== Material ==
_ _ _ _ _ _ _
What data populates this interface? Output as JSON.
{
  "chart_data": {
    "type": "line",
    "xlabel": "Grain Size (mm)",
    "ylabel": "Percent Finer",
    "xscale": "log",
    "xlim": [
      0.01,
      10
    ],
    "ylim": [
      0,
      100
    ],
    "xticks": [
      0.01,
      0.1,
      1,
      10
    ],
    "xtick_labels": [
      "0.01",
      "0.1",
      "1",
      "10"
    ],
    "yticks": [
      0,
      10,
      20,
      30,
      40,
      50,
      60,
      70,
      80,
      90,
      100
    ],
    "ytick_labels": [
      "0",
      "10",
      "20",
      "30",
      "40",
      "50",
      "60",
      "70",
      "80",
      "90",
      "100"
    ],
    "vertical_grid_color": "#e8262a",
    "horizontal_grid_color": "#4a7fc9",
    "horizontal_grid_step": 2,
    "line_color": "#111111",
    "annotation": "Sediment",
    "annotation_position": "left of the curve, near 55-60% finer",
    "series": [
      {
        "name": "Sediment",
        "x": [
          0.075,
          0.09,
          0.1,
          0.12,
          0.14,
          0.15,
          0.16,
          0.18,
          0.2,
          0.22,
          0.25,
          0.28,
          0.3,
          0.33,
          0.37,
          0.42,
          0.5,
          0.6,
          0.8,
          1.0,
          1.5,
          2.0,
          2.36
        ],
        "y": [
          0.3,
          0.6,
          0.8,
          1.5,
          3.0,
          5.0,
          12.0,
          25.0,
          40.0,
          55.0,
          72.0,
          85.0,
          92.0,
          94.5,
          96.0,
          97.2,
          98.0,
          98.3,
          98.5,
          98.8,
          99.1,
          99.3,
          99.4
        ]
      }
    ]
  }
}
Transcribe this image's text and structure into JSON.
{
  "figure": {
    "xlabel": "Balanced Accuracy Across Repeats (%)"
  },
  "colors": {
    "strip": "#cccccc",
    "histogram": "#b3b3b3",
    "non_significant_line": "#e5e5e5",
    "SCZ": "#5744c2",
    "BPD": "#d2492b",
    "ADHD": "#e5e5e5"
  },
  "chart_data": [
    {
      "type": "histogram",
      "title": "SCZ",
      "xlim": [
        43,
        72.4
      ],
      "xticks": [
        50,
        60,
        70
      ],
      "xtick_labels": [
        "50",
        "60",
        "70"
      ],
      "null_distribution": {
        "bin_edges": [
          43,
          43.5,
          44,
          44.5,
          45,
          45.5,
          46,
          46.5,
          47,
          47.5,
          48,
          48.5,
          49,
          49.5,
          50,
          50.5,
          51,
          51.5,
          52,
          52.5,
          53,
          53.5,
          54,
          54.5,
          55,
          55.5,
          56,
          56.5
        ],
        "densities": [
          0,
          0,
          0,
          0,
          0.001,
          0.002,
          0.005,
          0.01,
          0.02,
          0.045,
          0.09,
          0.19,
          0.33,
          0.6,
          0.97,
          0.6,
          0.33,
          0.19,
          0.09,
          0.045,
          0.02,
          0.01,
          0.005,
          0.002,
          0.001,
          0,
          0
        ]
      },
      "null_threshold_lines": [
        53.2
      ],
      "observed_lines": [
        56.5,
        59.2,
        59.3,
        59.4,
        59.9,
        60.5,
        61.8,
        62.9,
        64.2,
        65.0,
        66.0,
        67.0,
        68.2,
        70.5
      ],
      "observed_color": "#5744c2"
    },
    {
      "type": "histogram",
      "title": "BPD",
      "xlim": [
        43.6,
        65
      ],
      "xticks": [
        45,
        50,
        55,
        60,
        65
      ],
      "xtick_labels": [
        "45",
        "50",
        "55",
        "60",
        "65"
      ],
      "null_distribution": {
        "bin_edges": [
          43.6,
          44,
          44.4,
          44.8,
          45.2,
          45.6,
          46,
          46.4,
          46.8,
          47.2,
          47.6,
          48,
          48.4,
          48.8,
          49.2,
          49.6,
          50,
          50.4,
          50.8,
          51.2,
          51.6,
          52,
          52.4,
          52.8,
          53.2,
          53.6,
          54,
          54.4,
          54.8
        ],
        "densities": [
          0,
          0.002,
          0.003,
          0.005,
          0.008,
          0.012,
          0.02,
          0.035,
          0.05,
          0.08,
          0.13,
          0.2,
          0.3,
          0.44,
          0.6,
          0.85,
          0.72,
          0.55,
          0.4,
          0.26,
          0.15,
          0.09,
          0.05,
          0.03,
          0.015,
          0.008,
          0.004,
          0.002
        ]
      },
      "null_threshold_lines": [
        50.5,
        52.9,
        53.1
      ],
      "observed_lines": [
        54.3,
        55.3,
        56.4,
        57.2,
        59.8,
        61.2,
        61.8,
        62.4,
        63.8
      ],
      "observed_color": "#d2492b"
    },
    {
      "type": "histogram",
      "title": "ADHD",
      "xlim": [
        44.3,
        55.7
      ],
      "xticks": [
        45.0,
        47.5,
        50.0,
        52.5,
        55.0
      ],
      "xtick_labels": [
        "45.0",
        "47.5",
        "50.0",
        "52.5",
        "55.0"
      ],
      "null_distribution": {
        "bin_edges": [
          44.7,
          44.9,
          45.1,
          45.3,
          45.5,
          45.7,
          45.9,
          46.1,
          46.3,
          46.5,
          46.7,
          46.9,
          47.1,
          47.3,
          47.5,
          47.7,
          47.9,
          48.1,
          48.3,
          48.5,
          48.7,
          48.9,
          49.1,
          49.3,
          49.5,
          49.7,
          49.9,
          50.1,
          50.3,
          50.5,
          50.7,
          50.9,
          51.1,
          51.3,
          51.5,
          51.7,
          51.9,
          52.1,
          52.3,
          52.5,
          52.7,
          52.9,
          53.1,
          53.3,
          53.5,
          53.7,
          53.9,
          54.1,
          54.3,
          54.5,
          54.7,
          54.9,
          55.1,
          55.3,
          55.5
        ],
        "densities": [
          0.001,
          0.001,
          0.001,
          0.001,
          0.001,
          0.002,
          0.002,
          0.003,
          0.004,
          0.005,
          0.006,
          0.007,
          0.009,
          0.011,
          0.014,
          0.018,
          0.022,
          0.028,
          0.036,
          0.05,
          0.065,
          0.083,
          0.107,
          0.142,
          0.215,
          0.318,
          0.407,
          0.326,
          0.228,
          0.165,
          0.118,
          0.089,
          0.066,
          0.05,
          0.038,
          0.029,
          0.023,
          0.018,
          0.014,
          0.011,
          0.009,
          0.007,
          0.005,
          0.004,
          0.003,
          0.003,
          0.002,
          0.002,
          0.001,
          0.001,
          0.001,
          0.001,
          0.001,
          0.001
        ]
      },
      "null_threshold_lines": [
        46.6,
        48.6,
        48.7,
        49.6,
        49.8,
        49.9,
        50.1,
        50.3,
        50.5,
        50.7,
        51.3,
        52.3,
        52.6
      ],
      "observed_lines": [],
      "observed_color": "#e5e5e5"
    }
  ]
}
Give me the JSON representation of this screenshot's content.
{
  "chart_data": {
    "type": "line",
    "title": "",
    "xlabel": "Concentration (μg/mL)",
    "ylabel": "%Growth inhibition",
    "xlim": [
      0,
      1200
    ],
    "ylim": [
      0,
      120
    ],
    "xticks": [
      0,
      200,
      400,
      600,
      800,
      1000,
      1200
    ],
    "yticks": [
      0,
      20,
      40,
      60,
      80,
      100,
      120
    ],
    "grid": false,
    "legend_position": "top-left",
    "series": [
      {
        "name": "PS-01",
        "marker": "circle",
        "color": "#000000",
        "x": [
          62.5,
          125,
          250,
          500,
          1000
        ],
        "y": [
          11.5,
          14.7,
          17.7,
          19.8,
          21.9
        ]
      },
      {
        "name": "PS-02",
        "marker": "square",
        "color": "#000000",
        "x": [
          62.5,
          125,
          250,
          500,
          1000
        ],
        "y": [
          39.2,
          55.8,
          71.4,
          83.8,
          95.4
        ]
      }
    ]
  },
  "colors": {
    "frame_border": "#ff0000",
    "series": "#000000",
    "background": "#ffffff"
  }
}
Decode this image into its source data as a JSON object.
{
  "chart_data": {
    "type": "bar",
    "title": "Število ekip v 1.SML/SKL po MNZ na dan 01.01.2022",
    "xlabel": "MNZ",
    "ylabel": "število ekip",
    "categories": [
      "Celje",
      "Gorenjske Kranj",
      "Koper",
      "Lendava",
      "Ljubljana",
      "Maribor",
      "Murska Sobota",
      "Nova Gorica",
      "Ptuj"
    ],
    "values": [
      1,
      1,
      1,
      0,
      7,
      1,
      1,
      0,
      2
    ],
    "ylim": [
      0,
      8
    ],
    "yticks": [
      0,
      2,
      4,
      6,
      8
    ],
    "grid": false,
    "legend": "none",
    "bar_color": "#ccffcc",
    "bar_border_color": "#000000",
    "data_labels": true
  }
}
_ _ _ _ _ _ _
From the records given above, copy all lines containing "title".

      "title": "SCZ",
      "title": "BPD",
      "title": "ADHD",
    "title": "",
    "title": "Število ekip v 1.SML/SKL po MNZ na dan 01.01.2022",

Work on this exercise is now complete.